%%

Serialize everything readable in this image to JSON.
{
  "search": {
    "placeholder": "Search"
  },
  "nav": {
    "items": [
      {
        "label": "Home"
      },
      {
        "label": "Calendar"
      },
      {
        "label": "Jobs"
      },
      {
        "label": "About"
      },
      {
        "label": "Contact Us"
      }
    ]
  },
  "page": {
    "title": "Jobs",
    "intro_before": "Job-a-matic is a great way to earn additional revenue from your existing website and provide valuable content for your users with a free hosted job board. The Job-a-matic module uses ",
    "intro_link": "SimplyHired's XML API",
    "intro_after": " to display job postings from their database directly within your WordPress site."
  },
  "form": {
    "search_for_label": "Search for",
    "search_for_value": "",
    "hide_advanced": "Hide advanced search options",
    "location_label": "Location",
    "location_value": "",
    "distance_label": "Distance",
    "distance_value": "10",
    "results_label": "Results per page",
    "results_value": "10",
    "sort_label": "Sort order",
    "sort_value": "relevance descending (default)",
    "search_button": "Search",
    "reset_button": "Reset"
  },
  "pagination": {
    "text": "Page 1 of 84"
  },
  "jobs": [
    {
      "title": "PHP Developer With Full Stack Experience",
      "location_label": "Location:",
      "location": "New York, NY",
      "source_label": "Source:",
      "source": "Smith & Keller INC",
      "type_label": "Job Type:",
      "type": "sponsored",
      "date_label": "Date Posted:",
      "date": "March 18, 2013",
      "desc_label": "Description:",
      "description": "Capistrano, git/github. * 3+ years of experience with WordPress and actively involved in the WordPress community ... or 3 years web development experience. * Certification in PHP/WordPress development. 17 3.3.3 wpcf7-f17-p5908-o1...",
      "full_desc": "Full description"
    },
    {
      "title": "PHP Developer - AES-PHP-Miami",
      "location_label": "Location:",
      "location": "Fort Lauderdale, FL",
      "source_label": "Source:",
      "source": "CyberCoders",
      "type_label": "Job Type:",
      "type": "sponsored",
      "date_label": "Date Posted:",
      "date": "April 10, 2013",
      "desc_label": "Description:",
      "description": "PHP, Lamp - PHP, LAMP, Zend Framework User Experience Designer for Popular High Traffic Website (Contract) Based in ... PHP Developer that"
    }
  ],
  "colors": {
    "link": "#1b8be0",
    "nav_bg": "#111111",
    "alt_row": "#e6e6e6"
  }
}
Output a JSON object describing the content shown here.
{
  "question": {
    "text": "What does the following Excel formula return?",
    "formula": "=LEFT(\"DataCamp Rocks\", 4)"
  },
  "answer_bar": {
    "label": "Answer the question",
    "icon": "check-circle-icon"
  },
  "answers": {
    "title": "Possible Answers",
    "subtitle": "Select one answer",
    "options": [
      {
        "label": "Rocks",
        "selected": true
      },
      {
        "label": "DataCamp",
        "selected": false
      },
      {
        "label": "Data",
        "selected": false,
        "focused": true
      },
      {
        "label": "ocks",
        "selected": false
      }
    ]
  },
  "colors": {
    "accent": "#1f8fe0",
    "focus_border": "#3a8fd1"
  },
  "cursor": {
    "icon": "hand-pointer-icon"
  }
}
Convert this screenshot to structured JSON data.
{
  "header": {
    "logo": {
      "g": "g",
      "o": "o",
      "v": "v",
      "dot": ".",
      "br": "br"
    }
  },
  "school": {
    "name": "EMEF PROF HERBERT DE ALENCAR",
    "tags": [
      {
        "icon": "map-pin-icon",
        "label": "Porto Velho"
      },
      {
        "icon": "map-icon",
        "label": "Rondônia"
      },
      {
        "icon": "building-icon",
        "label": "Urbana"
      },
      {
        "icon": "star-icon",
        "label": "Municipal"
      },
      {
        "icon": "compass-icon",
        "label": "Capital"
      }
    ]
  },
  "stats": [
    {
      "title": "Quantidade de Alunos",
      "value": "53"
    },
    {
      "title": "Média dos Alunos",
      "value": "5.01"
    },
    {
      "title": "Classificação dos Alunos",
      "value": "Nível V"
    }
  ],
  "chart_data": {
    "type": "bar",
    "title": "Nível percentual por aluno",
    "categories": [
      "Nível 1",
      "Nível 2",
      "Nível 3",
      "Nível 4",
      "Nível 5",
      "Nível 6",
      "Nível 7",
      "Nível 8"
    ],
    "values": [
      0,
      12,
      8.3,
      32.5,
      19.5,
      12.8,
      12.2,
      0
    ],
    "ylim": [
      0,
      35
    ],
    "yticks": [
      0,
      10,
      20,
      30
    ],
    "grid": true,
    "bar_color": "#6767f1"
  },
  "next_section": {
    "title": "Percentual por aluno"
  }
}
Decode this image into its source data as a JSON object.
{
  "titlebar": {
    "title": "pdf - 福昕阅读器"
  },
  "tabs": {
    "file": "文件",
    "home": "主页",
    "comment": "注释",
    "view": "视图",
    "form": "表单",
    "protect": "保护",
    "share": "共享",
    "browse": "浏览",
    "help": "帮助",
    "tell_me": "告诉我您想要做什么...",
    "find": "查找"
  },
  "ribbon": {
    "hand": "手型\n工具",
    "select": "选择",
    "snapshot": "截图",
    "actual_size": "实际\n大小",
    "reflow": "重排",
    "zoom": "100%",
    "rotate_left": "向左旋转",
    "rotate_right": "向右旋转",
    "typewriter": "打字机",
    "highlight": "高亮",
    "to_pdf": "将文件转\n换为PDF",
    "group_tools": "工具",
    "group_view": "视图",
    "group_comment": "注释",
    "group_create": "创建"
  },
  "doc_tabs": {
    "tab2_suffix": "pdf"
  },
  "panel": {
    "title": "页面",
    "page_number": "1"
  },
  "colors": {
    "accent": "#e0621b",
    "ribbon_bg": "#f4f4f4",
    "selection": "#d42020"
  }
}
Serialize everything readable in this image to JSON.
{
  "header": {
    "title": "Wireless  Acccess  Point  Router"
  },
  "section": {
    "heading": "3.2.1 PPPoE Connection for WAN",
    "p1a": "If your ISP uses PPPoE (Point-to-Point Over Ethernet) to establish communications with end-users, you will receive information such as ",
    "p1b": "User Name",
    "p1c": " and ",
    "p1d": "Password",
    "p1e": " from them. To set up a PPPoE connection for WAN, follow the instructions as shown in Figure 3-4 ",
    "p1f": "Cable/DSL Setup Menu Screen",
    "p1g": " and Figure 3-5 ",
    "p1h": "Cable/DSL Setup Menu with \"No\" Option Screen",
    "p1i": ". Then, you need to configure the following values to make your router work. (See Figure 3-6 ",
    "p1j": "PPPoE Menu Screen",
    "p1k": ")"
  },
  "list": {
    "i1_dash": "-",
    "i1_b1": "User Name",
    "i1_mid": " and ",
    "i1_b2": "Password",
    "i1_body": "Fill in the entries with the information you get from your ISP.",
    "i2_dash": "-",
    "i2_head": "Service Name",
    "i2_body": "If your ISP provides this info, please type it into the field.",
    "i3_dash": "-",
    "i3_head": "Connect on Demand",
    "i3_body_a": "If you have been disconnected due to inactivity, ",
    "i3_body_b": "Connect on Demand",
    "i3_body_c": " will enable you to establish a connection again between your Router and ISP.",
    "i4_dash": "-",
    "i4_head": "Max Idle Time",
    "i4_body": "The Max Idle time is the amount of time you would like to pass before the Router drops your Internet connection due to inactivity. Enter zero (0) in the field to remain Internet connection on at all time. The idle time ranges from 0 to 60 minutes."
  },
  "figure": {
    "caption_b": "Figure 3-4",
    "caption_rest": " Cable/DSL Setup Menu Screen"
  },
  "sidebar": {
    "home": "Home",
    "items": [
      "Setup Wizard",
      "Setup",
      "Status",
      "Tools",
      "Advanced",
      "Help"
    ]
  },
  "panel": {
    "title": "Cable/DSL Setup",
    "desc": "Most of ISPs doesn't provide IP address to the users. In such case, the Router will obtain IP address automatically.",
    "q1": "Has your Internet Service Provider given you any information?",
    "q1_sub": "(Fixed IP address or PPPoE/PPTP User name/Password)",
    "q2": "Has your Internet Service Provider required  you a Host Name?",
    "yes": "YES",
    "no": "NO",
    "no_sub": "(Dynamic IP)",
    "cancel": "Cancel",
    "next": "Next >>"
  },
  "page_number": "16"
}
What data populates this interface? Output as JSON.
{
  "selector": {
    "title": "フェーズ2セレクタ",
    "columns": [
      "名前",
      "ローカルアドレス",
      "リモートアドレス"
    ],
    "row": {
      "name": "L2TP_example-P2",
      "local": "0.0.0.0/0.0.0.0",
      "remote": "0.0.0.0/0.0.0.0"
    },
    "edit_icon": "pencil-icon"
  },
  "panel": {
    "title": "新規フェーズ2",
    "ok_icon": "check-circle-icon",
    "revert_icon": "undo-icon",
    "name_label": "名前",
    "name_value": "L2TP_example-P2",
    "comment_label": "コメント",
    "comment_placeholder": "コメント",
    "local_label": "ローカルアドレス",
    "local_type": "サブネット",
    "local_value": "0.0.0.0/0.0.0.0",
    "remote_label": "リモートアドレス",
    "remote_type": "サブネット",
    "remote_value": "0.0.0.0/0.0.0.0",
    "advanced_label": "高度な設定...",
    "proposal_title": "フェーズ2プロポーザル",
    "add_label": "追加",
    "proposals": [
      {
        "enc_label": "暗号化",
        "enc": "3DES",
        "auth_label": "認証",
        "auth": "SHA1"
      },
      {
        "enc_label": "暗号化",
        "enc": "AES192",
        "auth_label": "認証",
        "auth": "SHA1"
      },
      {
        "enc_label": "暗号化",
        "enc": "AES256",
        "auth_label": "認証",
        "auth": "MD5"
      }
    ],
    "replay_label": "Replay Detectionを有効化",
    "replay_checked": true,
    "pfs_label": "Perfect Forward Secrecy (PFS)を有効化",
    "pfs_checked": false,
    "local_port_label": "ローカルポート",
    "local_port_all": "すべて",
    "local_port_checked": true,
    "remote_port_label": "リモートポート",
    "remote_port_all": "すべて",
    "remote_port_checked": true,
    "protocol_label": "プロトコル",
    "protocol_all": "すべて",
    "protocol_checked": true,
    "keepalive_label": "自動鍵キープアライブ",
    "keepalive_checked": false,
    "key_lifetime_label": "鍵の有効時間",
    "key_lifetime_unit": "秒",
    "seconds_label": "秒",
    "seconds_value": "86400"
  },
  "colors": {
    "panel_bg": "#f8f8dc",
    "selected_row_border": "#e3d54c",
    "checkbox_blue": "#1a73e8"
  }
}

%%

Only lines with the word "establish" are wanted, so copy each one from the records.

    "p1a": "If your ISP uses PPPoE (Point-to-Point Over Ethernet) to establish communications with end-users, you will receive information such as ",
    "i3_body_c": " will enable you to establish a connection again between your Router and ISP.",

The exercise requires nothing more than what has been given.